▸ **Data**:
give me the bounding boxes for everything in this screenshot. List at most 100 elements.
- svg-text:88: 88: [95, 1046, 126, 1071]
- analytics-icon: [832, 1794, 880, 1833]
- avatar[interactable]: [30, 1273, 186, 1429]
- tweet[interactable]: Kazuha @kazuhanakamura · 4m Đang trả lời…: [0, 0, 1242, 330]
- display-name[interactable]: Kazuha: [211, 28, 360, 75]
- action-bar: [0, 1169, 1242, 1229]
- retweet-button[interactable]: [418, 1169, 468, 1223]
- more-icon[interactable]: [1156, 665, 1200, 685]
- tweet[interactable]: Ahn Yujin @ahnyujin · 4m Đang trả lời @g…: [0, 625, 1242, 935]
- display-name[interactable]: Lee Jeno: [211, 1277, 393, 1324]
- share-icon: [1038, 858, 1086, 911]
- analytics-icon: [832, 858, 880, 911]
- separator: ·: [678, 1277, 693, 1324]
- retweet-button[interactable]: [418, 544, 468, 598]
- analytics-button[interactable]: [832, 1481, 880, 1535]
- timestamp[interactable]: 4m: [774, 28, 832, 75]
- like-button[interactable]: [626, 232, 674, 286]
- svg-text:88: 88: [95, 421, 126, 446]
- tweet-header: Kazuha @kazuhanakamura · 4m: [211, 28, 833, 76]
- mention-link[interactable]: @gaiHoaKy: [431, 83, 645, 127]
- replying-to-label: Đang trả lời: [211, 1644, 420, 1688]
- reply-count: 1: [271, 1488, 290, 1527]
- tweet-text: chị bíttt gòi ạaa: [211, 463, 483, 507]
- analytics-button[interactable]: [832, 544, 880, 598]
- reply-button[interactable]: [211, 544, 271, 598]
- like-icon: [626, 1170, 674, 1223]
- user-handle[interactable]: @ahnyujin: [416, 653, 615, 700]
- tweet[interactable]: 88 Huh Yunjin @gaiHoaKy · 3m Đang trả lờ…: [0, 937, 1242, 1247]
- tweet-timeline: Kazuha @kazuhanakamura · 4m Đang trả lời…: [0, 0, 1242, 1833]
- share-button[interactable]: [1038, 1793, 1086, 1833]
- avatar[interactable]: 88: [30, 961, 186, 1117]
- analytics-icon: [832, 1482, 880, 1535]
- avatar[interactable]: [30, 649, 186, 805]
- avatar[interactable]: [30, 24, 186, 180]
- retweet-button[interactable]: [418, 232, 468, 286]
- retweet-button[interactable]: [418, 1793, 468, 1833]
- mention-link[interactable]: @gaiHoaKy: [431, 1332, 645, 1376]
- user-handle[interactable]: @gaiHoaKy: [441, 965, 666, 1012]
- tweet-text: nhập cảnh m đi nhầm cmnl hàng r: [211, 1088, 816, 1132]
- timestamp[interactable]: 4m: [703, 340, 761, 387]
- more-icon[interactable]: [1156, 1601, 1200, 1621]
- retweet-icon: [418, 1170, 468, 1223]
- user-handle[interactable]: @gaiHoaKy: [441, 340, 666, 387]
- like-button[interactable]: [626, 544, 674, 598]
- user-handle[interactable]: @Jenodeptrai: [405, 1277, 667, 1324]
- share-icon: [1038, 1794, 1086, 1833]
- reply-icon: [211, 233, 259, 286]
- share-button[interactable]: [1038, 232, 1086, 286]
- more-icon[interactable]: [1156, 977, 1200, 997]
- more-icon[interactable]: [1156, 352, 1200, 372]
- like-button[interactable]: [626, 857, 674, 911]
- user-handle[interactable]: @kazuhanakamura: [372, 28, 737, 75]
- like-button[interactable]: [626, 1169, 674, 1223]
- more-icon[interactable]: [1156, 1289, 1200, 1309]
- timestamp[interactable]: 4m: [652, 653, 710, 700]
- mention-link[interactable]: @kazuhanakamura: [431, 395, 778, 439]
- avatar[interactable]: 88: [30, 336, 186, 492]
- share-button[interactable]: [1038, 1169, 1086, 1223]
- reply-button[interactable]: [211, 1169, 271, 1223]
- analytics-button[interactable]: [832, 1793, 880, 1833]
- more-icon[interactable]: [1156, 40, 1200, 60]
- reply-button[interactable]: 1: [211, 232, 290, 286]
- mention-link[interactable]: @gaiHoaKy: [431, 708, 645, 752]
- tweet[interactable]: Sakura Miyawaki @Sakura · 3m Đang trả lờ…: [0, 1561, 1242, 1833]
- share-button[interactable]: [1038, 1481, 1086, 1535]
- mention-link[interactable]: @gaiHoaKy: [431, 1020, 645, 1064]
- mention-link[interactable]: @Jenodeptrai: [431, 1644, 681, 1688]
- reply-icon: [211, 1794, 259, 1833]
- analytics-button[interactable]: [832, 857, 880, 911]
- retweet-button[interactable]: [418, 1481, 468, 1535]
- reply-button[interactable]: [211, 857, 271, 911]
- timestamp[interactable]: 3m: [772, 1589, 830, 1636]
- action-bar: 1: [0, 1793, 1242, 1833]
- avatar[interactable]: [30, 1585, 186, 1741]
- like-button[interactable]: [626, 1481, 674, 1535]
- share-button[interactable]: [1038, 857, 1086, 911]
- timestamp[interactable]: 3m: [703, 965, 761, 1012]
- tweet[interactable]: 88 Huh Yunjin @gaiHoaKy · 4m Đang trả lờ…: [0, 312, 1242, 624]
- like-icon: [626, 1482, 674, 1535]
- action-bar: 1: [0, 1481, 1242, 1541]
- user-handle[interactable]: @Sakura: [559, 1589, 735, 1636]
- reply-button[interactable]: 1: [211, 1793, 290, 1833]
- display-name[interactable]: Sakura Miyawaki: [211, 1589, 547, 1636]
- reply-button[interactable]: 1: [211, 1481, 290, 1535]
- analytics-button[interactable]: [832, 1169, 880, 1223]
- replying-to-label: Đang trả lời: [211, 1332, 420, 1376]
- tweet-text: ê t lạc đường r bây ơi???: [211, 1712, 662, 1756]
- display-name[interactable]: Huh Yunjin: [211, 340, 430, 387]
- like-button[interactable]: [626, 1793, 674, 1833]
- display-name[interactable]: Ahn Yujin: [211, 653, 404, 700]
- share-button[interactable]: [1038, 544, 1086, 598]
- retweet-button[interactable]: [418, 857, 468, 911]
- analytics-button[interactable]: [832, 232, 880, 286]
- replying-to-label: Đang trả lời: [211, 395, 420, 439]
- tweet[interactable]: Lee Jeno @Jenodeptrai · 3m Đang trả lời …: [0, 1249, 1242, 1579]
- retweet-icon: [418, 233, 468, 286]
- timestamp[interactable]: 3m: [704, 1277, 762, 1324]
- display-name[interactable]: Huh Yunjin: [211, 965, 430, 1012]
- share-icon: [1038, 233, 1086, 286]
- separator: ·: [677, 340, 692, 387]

▸ **Written request**: Output every line of the data above again, unchanged and in the same order, with nothing added or left out.

▸ **Problem solution**:
give me the bounding boxes for everything in this screenshot. List at most 100 elements.
- svg-text:88: 88: [95, 1046, 126, 1071]
- analytics-icon: [832, 1794, 880, 1833]
- avatar[interactable]: [30, 1273, 186, 1429]
- tweet[interactable]: Kazuha @kazuhanakamura · 4m Đang trả lời…: [0, 0, 1242, 330]
- display-name[interactable]: Kazuha: [211, 28, 360, 75]
- action-bar: [0, 1169, 1242, 1229]
- retweet-button[interactable]: [418, 1169, 468, 1223]
- more-icon[interactable]: [1156, 665, 1200, 685]
- tweet[interactable]: Ahn Yujin @ahnyujin · 4m Đang trả lời @g…: [0, 625, 1242, 935]
- display-name[interactable]: Lee Jeno: [211, 1277, 393, 1324]
- share-icon: [1038, 858, 1086, 911]
- analytics-icon: [832, 858, 880, 911]
- separator: ·: [678, 1277, 693, 1324]
- retweet-button[interactable]: [418, 544, 468, 598]
- analytics-button[interactable]: [832, 1481, 880, 1535]
- timestamp[interactable]: 4m: [774, 28, 832, 75]
- like-button[interactable]: [626, 232, 674, 286]
- svg-text:88: 88: [95, 421, 126, 446]
- tweet-header: Kazuha @kazuhanakamura · 4m: [211, 28, 833, 76]
- mention-link[interactable]: @gaiHoaKy: [431, 83, 645, 127]
- replying-to-label: Đang trả lời: [211, 1644, 420, 1688]
- reply-count: 1: [271, 1488, 290, 1527]
- tweet-text: chị bíttt gòi ạaa: [211, 463, 483, 507]
- analytics-button[interactable]: [832, 544, 880, 598]
- reply-button[interactable]: [211, 544, 271, 598]
- like-icon: [626, 1170, 674, 1223]
- user-handle[interactable]: @ahnyujin: [416, 653, 615, 700]
- tweet[interactable]: 88 Huh Yunjin @gaiHoaKy · 3m Đang trả lờ…: [0, 937, 1242, 1247]
- tweet-timeline: Kazuha @kazuhanakamura · 4m Đang trả lời…: [0, 0, 1242, 1833]
- share-button[interactable]: [1038, 1793, 1086, 1833]
- avatar[interactable]: 88: [30, 961, 186, 1117]
- analytics-icon: [832, 1482, 880, 1535]
- avatar[interactable]: [30, 649, 186, 805]
- avatar[interactable]: [30, 24, 186, 180]
- retweet-button[interactable]: [418, 232, 468, 286]
- retweet-button[interactable]: [418, 1793, 468, 1833]
- mention-link[interactable]: @gaiHoaKy: [431, 1332, 645, 1376]
- user-handle[interactable]: @gaiHoaKy: [441, 965, 666, 1012]
- tweet-text: nhập cảnh m đi nhầm cmnl hàng r: [211, 1088, 816, 1132]
- timestamp[interactable]: 4m: [703, 340, 761, 387]
- more-icon[interactable]: [1156, 1601, 1200, 1621]
- retweet-icon: [418, 1170, 468, 1223]
- user-handle[interactable]: @gaiHoaKy: [441, 340, 666, 387]
- like-button[interactable]: [626, 544, 674, 598]
- user-handle[interactable]: @Jenodeptrai: [405, 1277, 667, 1324]
- share-icon: [1038, 1794, 1086, 1833]
- reply-icon: [211, 233, 259, 286]
- share-button[interactable]: [1038, 232, 1086, 286]
- more-icon[interactable]: [1156, 977, 1200, 997]
- more-icon[interactable]: [1156, 352, 1200, 372]
- like-button[interactable]: [626, 857, 674, 911]
- user-handle[interactable]: @kazuhanakamura: [372, 28, 737, 75]
- like-button[interactable]: [626, 1169, 674, 1223]
- more-icon[interactable]: [1156, 1289, 1200, 1309]
- timestamp[interactable]: 4m: [652, 653, 710, 700]
- mention-link[interactable]: @kazuhanakamura: [431, 395, 778, 439]
- avatar[interactable]: 88: [30, 336, 186, 492]
- share-button[interactable]: [1038, 1169, 1086, 1223]
- reply-button[interactable]: [211, 1169, 271, 1223]
- analytics-button[interactable]: [832, 1793, 880, 1833]
- more-icon[interactable]: [1156, 40, 1200, 60]
- reply-button[interactable]: 1: [211, 232, 290, 286]
- mention-link[interactable]: @gaiHoaKy: [431, 708, 645, 752]
- tweet[interactable]: Sakura Miyawaki @Sakura · 3m Đang trả lờ…: [0, 1561, 1242, 1833]
- share-button[interactable]: [1038, 1481, 1086, 1535]
- mention-link[interactable]: @gaiHoaKy: [431, 1020, 645, 1064]
- mention-link[interactable]: @Jenodeptrai: [431, 1644, 681, 1688]
- reply-icon: [211, 1794, 259, 1833]
- analytics-button[interactable]: [832, 857, 880, 911]
- retweet-button[interactable]: [418, 1481, 468, 1535]
- reply-button[interactable]: [211, 857, 271, 911]
- timestamp[interactable]: 3m: [772, 1589, 830, 1636]
- action-bar: 1: [0, 1793, 1242, 1833]
- avatar[interactable]: [30, 1585, 186, 1741]
- like-button[interactable]: [626, 1481, 674, 1535]
- share-button[interactable]: [1038, 857, 1086, 911]
- timestamp[interactable]: 3m: [703, 965, 761, 1012]
- tweet[interactable]: 88 Huh Yunjin @gaiHoaKy · 4m Đang trả lờ…: [0, 312, 1242, 624]
- like-icon: [626, 1482, 674, 1535]
- action-bar: 1: [0, 1481, 1242, 1541]
- user-handle[interactable]: @Sakura: [559, 1589, 735, 1636]
- reply-button[interactable]: 1: [211, 1793, 290, 1833]
- display-name[interactable]: Sakura Miyawaki: [211, 1589, 547, 1636]
- reply-button[interactable]: 1: [211, 1481, 290, 1535]
- analytics-button[interactable]: [832, 1169, 880, 1223]
- replying-to-label: Đang trả lời: [211, 1332, 420, 1376]
- tweet-text: ê t lạc đường r bây ơi???: [211, 1712, 662, 1756]
- display-name[interactable]: Huh Yunjin: [211, 340, 430, 387]
- like-button[interactable]: [626, 1793, 674, 1833]
- display-name[interactable]: Ahn Yujin: [211, 653, 404, 700]
- share-button[interactable]: [1038, 544, 1086, 598]
- retweet-button[interactable]: [418, 857, 468, 911]
- analytics-button[interactable]: [832, 232, 880, 286]
- replying-to-label: Đang trả lời: [211, 395, 420, 439]
- tweet[interactable]: Lee Jeno @Jenodeptrai · 3m Đang trả lời …: [0, 1249, 1242, 1579]
- retweet-icon: [418, 233, 468, 286]
- timestamp[interactable]: 3m: [704, 1277, 762, 1324]
- display-name[interactable]: Huh Yunjin: [211, 965, 430, 1012]
- share-icon: [1038, 233, 1086, 286]
- separator: ·: [677, 340, 692, 387]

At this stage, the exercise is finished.